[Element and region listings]

- - - - -

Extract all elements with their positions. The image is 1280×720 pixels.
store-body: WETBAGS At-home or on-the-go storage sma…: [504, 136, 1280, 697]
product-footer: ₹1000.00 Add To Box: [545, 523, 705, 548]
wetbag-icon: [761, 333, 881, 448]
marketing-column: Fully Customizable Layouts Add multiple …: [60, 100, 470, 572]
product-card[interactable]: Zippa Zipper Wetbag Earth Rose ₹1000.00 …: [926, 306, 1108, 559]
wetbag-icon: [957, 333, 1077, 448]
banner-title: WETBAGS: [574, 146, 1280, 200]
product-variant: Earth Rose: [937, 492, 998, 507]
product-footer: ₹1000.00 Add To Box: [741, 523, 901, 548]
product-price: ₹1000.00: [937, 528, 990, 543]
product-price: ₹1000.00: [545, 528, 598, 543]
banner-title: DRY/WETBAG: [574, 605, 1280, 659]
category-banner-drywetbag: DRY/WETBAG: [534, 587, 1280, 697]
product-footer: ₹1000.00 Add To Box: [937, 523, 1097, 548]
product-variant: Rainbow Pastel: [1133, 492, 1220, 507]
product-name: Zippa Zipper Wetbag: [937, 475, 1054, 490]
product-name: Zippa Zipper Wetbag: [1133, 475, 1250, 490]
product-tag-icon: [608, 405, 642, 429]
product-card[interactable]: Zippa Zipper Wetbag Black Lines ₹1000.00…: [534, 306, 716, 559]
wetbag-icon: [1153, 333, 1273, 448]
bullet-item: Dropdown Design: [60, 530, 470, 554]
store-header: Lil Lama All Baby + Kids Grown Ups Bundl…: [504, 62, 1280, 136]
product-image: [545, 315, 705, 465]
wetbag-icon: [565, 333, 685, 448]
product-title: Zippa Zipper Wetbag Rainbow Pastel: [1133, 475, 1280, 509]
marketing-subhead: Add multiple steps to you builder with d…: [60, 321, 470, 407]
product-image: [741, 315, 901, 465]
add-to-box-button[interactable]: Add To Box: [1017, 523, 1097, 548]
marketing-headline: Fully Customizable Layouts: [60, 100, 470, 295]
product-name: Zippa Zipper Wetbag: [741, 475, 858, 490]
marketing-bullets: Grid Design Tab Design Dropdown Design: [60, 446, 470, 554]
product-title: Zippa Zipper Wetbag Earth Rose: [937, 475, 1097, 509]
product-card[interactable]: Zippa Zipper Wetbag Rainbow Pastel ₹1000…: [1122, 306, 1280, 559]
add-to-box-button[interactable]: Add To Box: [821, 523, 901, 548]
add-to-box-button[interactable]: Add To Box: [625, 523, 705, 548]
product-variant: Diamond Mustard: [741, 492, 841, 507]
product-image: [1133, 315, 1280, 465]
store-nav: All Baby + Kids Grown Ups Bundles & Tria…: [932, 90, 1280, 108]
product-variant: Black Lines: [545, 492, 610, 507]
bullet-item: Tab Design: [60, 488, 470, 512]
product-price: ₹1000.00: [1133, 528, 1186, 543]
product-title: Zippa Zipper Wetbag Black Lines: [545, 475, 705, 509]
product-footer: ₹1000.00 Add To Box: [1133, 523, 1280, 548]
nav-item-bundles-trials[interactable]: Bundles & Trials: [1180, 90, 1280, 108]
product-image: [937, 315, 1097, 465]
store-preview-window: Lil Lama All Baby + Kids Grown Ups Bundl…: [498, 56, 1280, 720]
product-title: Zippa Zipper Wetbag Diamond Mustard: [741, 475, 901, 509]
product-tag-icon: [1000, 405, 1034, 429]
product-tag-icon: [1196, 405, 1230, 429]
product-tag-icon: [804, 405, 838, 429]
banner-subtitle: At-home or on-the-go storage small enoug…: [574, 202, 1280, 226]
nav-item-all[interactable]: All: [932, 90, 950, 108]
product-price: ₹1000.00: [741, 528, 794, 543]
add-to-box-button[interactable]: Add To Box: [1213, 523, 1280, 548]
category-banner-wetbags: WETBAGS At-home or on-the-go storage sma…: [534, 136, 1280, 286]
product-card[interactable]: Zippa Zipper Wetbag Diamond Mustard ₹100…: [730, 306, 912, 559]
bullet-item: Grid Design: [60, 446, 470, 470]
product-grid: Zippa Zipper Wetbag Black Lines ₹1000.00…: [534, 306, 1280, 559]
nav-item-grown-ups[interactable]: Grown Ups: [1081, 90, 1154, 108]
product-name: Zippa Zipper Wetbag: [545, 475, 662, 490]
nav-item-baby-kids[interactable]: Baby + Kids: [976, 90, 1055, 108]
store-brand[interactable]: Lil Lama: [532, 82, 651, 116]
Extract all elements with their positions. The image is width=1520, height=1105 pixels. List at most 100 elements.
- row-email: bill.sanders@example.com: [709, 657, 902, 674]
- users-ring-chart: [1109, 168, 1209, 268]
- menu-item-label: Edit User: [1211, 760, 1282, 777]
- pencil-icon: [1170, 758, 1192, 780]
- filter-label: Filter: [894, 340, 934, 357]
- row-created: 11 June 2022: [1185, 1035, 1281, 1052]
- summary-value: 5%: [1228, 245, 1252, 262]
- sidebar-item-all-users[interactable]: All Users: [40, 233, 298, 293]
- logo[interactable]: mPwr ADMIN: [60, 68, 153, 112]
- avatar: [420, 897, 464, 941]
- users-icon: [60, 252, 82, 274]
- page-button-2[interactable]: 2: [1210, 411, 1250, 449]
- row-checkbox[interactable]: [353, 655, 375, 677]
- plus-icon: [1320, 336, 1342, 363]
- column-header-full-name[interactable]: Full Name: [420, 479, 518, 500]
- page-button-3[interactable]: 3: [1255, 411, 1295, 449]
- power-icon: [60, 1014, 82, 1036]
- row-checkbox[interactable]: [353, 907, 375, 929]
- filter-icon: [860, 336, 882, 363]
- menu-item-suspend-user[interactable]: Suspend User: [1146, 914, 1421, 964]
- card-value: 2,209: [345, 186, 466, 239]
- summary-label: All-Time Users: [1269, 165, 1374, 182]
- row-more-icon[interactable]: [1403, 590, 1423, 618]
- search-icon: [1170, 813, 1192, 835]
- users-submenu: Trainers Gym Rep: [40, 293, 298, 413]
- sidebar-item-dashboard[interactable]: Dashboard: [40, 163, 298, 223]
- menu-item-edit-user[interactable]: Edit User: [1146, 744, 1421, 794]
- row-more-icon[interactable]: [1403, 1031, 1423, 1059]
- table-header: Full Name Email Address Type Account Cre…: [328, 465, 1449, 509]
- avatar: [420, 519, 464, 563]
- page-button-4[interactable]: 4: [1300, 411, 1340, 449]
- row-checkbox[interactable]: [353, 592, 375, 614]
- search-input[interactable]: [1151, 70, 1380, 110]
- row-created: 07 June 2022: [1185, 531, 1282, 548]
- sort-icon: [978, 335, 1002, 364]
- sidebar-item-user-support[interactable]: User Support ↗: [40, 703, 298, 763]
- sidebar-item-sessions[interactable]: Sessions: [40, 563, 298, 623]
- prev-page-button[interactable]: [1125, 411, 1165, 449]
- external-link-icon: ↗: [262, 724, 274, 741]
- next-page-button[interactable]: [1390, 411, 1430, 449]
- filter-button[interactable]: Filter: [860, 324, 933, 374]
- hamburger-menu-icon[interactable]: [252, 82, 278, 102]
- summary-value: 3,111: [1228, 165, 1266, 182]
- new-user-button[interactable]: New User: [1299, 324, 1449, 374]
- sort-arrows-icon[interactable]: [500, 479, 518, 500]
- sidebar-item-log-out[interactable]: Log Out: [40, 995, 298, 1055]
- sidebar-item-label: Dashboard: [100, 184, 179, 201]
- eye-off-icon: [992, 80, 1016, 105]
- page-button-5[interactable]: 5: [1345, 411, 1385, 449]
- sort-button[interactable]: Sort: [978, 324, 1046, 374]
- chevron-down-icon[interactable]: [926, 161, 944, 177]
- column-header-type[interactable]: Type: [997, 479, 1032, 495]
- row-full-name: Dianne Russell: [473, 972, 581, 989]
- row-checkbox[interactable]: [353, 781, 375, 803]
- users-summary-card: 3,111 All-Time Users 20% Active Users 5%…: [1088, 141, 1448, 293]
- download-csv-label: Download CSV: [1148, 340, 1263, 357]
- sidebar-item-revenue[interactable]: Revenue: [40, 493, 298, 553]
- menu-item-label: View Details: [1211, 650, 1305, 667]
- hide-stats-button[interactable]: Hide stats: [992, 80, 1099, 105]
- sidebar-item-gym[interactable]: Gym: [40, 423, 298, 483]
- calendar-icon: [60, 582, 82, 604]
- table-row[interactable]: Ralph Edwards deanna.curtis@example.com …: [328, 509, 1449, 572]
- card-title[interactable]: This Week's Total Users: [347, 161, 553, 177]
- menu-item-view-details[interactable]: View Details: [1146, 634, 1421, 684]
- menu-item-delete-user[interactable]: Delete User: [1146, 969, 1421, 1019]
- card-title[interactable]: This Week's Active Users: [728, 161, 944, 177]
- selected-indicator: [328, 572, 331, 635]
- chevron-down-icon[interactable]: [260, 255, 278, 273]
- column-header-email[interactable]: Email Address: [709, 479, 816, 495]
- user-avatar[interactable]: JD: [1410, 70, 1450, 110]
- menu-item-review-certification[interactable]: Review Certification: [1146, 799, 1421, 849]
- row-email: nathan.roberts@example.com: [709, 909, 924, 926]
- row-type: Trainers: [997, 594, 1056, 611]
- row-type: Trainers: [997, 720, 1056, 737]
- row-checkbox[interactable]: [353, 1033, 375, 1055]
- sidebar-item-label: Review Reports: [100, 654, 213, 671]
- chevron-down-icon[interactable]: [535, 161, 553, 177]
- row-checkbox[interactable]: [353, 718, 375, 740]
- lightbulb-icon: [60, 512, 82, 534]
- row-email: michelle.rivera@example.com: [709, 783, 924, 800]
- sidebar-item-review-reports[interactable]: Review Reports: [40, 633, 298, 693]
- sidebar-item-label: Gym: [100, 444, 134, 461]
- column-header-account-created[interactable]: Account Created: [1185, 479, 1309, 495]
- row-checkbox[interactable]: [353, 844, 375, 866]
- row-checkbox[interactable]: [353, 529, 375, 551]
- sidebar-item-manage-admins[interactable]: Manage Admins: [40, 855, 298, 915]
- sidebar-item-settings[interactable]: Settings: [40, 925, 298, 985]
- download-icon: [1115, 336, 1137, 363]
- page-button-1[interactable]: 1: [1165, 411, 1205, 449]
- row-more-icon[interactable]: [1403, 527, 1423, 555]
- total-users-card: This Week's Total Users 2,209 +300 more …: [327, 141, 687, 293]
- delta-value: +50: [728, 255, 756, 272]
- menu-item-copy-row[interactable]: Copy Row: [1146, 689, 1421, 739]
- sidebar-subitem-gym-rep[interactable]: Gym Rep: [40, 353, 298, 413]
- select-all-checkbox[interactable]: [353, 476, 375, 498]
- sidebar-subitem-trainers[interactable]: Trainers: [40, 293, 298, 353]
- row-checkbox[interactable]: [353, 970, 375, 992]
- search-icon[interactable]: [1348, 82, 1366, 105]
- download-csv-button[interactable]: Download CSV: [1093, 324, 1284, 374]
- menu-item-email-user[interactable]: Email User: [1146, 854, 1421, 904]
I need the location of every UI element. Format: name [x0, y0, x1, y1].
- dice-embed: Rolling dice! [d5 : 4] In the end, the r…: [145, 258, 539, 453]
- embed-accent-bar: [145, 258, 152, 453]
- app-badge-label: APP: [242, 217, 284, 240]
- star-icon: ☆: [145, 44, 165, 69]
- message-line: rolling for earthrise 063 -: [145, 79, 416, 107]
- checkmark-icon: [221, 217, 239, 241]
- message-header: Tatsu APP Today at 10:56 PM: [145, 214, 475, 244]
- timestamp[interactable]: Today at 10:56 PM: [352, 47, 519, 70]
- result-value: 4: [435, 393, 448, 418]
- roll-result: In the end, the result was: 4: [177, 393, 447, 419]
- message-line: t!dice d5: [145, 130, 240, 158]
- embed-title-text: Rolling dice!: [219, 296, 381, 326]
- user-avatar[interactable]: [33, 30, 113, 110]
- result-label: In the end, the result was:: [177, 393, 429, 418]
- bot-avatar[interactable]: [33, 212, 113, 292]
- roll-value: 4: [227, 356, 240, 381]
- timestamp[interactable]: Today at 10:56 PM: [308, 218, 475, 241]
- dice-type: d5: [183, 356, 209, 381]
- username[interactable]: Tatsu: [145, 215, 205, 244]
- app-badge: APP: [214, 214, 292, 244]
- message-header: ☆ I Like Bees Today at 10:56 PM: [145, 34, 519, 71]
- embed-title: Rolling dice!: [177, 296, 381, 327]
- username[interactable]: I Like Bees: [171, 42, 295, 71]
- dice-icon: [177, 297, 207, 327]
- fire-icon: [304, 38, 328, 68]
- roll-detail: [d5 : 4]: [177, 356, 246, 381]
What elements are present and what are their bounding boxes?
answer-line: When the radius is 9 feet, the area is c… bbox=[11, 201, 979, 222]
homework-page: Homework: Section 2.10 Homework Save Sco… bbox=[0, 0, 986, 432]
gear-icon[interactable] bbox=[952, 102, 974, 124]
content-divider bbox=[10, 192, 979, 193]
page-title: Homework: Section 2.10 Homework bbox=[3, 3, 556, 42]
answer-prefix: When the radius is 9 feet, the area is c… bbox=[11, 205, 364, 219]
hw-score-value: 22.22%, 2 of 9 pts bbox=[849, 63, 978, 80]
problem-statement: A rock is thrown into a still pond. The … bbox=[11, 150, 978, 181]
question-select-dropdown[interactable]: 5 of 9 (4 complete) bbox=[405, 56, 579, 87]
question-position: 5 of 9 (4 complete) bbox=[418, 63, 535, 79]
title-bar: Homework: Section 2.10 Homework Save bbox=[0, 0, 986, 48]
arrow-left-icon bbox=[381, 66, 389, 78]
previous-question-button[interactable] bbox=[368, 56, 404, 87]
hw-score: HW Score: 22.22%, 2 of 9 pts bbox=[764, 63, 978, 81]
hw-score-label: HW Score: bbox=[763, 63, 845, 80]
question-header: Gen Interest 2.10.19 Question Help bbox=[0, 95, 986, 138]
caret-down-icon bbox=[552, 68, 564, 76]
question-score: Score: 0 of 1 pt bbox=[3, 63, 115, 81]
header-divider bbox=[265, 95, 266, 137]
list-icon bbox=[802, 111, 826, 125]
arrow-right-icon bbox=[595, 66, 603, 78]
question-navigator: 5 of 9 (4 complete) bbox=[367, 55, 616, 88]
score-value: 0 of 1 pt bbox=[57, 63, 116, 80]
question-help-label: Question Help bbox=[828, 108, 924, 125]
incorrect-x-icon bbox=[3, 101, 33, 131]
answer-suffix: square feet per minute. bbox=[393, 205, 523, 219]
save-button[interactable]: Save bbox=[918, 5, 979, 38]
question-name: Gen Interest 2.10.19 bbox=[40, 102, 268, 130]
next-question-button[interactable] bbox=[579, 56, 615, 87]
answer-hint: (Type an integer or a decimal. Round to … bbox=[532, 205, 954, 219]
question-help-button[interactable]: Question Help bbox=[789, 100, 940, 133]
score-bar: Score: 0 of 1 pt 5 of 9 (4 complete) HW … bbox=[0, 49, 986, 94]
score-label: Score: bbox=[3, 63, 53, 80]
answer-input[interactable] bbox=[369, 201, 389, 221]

- - - - -

* [EXERCISE OBJECTIVE]: Repeat the entries starting at the beginning and ending at the line containing "wetbag-icon: [565, 333, 685, 448]", including both of those lines.

* [SOLUTION FOR THIS PROBLEM]:
Extract all elements with their positions. The image is 1280×720 pixels.
store-body: WETBAGS At-home or on-the-go storage sma…: [504, 136, 1280, 697]
product-footer: ₹1000.00 Add To Box: [545, 523, 705, 548]
wetbag-icon: [761, 333, 881, 448]
marketing-column: Fully Customizable Layouts Add multiple …: [60, 100, 470, 572]
product-card[interactable]: Zippa Zipper Wetbag Earth Rose ₹1000.00 …: [926, 306, 1108, 559]
wetbag-icon: [957, 333, 1077, 448]
banner-title: WETBAGS: [574, 146, 1280, 200]
product-variant: Earth Rose: [937, 492, 998, 507]
product-footer: ₹1000.00 Add To Box: [741, 523, 901, 548]
product-price: ₹1000.00: [937, 528, 990, 543]
product-price: ₹1000.00: [545, 528, 598, 543]
banner-title: DRY/WETBAG: [574, 605, 1280, 659]
category-banner-drywetbag: DRY/WETBAG: [534, 587, 1280, 697]
product-footer: ₹1000.00 Add To Box: [937, 523, 1097, 548]
product-variant: Rainbow Pastel: [1133, 492, 1220, 507]
product-name: Zippa Zipper Wetbag: [937, 475, 1054, 490]
product-name: Zippa Zipper Wetbag: [1133, 475, 1250, 490]
product-tag-icon: [608, 405, 642, 429]
product-card[interactable]: Zippa Zipper Wetbag Black Lines ₹1000.00…: [534, 306, 716, 559]
wetbag-icon: [1153, 333, 1273, 448]
bullet-item: Dropdown Design: [60, 530, 470, 554]
store-header: Lil Lama All Baby + Kids Grown Ups Bundl…: [504, 62, 1280, 136]
product-image: [545, 315, 705, 465]
wetbag-icon: [565, 333, 685, 448]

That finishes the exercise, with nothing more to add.